▶ [Excerpt provided]:
-- Opening Marker --
LiteClient is a lightweight REST API client that runs entirely within VS Code. All data persists locally with no external services or telemetry. The extension follows VS Code’s extension architecture patterns and leverages native platform capabilities.

Three-Tier Architecture

The extension is organized into three distinct layers:

1. Extension Module

Runs in the VS Code extension host process (Node.js environment). Responsibilities:
  • Business logic for collections, environments, history
  • HTTP request execution with Node.js capabilities
  • File I/O and data persistence
  • Cookie management and OAuth2 flows
  • Command registration and handling
Key Components:
  • Services (business logic)
  • Commands (user-invokable actions)
  • Providers (webview lifecycle management)
  • Storage (JSON file persistence)

2. Message Protocol

Typed communication layer between extension and webview. Features:
  • Type-safe message definitions
  • Bidirectional communication
  • Request/response patterns
  • State synchronization
Message Types:
  • Request execution (send-request)
  • Response delivery (response)
  • State updates (collections-list, environments-list, history-list)
  • User actions (create, update, delete operations)

3. Webview Module

Runs in a webview context (browser-like environment). Responsibilities:
  • User interface rendering
  • Form input and validation
  • Response visualization
  • Request/response editing
Technology Stack:
  • Lit web components
  • CodeMirror 6 for code editing
  • Native HTML/CSS for performance

Extension Module Architecture

Services Layer

The services layer encapsulates all business logic:
File: collectionService.tsResponsibilities:
  • CRUD operations for collections, folders, and requests
  • Postman Collection v2.1 import/export
  • Nested folder hierarchy management
  • Request metadata persistence
Storage: collections.json

Service Patterns

All services follow consistent design patterns:
  • Constructor injection: StorageService injected via constructor
  • Async/await: All I/O operations are asynchronous
  • Error handling: Descriptive errors thrown for invalid operations
  • Single responsibility: Each service owns a specific domain
// Example service pattern
class EnvironmentService {
  constructor(private storage: StorageService) {}
  
  async getEnvironments(): Promise<Environment[]> {
    return await this.storage.read<Environment[]>('environments.json');
  }
  
  async createEnvironment(name: string): Promise<Environment> {
    // Implementation
  }
}

Providers Layer

Providers manage webview lifecycle and message routing:
SidebarProvider
provider
Manages the sidebar webview with Collections, Environments, and History tabs.Lifecycle:
  • Creates webview on sidebar activation
  • Loads HTML/CSS/JS for sidebar UI
  • Routes messages between webview and services
  • Handles state synchronization
RequestPanelManager
provider
Creates and manages request editor panels (custom editor for .lcreq files).Lifecycle:
  • Opens panel when .lcreq file is opened
  • Loads request data from file
  • Handles OAuth2 flows via URI handler
  • Saves request changes back to file
Manages the cookie manager webview panel.Lifecycle:
  • Opens on command invocation
  • Displays all cookies grouped by domain
  • Handles cookie editing and deletion

Commands Layer

Commands are user-invokable actions registered in package.json:
FileCommands
collectionCommands.tsCollection CRUD, import/export
environmentCommands.tsEnvironment and variable operations
historyCommands.tsHistory access and management
requestCommands.tsNew request creation
cookieCommands.tsCookie management commands
Command Pattern:
export function registerNewRequest(deps: CommandDependencies) {
  return vscode.commands.registerCommand('liteclient.newRequest', async () => {
    // Command implementation
  });
}

Webview Architecture

Request Editor Components

The request editor is built with Lit web components:
  • lc-url-bar: URL input with HTTP method selector
  • lc-tabs: Tab navigation for request sections
  • lc-headers-table: Key-value editor for headers
  • lc-body-panel: Request body editor with format support
  • lc-auth-panel: Authentication configuration (OAuth2, Bearer, Basic)
-- Closing Marker --
▶ [What this task involves]: Extract the portion of the LiteClient architecture overview between "1. Extension Module" and "Commands (user-invokable actions)", inclusive, copying it word for word.

▶ [Supplied material]:
-- Opening Marker --
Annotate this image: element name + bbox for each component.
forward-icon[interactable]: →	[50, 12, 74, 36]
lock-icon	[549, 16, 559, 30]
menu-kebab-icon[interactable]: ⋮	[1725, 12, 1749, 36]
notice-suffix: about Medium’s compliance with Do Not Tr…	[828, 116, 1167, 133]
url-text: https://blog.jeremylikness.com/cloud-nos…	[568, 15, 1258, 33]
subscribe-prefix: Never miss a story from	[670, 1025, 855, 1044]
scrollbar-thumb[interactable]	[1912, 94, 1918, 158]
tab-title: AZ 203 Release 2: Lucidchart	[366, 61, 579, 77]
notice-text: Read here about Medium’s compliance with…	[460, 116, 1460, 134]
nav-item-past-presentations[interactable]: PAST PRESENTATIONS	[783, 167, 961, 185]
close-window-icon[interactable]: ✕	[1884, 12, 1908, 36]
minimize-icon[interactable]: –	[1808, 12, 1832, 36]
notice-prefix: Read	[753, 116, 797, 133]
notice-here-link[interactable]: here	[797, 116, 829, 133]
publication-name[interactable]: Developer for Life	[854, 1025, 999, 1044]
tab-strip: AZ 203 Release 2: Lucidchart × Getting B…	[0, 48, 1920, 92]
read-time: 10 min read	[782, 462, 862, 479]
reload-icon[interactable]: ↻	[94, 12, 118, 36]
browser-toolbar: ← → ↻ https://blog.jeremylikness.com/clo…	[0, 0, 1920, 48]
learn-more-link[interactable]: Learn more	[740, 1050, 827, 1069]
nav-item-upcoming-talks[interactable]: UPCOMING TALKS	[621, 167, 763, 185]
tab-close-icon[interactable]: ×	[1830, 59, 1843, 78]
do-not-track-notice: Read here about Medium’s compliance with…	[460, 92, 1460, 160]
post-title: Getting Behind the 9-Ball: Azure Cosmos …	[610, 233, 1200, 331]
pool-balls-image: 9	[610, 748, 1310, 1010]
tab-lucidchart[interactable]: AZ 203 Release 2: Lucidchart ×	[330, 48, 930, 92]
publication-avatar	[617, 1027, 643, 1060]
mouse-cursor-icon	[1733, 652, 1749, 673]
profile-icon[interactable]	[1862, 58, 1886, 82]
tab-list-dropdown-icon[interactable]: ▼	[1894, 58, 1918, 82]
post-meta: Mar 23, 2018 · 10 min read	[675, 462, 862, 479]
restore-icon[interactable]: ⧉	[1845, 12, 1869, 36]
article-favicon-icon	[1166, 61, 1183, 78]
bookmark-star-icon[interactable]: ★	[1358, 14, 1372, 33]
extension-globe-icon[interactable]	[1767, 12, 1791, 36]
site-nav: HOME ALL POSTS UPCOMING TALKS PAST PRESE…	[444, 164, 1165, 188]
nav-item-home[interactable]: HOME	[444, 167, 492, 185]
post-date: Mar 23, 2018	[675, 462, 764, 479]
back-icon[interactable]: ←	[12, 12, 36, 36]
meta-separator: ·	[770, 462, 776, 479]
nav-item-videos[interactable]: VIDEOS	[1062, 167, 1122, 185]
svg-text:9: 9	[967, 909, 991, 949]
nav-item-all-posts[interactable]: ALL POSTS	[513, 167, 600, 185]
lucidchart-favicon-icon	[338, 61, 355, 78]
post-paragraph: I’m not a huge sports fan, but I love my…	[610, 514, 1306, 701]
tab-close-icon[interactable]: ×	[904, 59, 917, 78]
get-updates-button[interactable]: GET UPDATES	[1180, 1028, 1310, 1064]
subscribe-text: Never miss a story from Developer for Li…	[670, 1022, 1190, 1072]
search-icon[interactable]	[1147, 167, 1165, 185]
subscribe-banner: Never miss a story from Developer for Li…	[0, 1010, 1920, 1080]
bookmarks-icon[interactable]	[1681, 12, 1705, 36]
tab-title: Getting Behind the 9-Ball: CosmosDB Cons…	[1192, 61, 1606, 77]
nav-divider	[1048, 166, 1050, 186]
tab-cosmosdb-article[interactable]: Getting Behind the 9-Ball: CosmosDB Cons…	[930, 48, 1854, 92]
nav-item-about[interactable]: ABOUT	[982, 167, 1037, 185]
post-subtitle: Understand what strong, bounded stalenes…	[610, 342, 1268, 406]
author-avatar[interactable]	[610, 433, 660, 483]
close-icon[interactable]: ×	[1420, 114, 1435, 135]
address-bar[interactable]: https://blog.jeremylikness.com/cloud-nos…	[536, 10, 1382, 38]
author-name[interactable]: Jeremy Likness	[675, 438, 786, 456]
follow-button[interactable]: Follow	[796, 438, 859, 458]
-- Closing Marker --
▶ [Output of the task]:
1. Extension Module

Runs in the VS Code extension host process (Node.js environment). Responsibilities:
  • Business logic for collections, environments, history
  • HTTP request execution with Node.js capabilities
  • File I/O and data persistence
  • Cookie management and OAuth2 flows
  • Command registration and handling
Key Components:
  • Services (business logic)
  • Commands (user-invokable actions)